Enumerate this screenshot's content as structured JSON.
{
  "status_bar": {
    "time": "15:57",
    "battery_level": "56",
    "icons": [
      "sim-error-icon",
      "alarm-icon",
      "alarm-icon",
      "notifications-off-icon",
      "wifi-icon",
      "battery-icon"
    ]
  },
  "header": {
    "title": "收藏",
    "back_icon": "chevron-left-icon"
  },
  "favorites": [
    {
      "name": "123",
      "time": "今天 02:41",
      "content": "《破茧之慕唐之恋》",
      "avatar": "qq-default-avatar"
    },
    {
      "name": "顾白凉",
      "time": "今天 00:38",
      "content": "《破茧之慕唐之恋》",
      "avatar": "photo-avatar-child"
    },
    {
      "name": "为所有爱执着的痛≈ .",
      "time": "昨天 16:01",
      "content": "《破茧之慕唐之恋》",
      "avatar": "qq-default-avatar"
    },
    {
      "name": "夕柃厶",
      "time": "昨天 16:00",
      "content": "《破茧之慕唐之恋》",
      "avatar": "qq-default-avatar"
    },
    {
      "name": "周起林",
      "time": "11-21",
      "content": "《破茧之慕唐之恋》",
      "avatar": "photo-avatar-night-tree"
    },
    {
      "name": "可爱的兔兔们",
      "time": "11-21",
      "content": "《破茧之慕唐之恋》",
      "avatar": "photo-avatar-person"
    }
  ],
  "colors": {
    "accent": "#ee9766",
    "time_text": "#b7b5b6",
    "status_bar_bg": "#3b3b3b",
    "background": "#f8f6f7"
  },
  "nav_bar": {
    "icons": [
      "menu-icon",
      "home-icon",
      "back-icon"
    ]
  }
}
----------------
> EXERCISE REQUIREMENTS:
Write down all the entries again without a single difference.

> RESPONSE TO THIS TASK:
Enumerate this screenshot's content as structured JSON.
{
  "status_bar": {
    "time": "15:57",
    "battery_level": "56",
    "icons": [
      "sim-error-icon",
      "alarm-icon",
      "alarm-icon",
      "notifications-off-icon",
      "wifi-icon",
      "battery-icon"
    ]
  },
  "header": {
    "title": "收藏",
    "back_icon": "chevron-left-icon"
  },
  "favorites": [
    {
      "name": "123",
      "time": "今天 02:41",
      "content": "《破茧之慕唐之恋》",
      "avatar": "qq-default-avatar"
    },
    {
      "name": "顾白凉",
      "time": "今天 00:38",
      "content": "《破茧之慕唐之恋》",
      "avatar": "photo-avatar-child"
    },
    {
      "name": "为所有爱执着的痛≈ .",
      "time": "昨天 16:01",
      "content": "《破茧之慕唐之恋》",
      "avatar": "qq-default-avatar"
    },
    {
      "name": "夕柃厶",
      "time": "昨天 16:00",
      "content": "《破茧之慕唐之恋》",
      "avatar": "qq-default-avatar"
    },
    {
      "name": "周起林",
      "time": "11-21",
      "content": "《破茧之慕唐之恋》",
      "avatar": "photo-avatar-night-tree"
    },
    {
      "name": "可爱的兔兔们",
      "time": "11-21",
      "content": "《破茧之慕唐之恋》",
      "avatar": "photo-avatar-person"
    }
  ],
  "colors": {
    "accent": "#ee9766",
    "time_text": "#b7b5b6",
    "status_bar_bg": "#3b3b3b",
    "background": "#f8f6f7"
  },
  "nav_bar": {
    "icons": [
      "menu-icon",
      "home-icon",
      "back-icon"
    ]
  }
}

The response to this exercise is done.